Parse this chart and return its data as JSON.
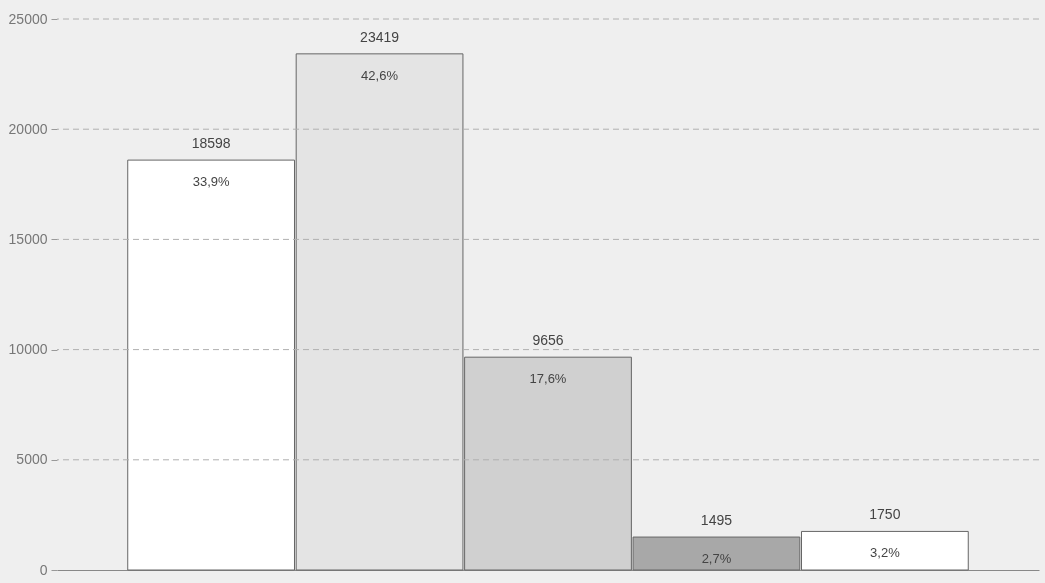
{
  "chart_data": {
    "type": "bar",
    "categories": [
      null,
      null,
      null,
      null,
      null
    ],
    "values": [
      18598,
      23419,
      9656,
      1495,
      1750
    ],
    "colors": [
      "#ffffff",
      "#e4e4e4",
      "#d0d0d0",
      "#a8a8a8",
      "#ffffff"
    ],
    "data_labels": true,
    "annotations": [
      "33,9%",
      "42,6%",
      "17,6%",
      "2,7%",
      "3,2%"
    ],
    "ylim": [
      0,
      25000
    ],
    "yticks": [
      0,
      5000,
      10000,
      15000,
      20000,
      25000
    ],
    "grid": "y",
    "line_style": "dashed"
  }
}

□ □ □ □ □

◆ Given instruction ◆
Copy each line in full and exactly, omitting any picture.

◆ Solution to this task ◆
Parse this chart and return its data as JSON.
{
  "chart_data": {
    "type": "bar",
    "categories": [
      null,
      null,
      null,
      null,
      null
    ],
    "values": [
      18598,
      23419,
      9656,
      1495,
      1750
    ],
    "colors": [
      "#ffffff",
      "#e4e4e4",
      "#d0d0d0",
      "#a8a8a8",
      "#ffffff"
    ],
    "data_labels": true,
    "annotations": [
      "33,9%",
      "42,6%",
      "17,6%",
      "2,7%",
      "3,2%"
    ],
    "ylim": [
      0,
      25000
    ],
    "yticks": [
      0,
      5000,
      10000,
      15000,
      20000,
      25000
    ],
    "grid": "y",
    "line_style": "dashed"
  }
}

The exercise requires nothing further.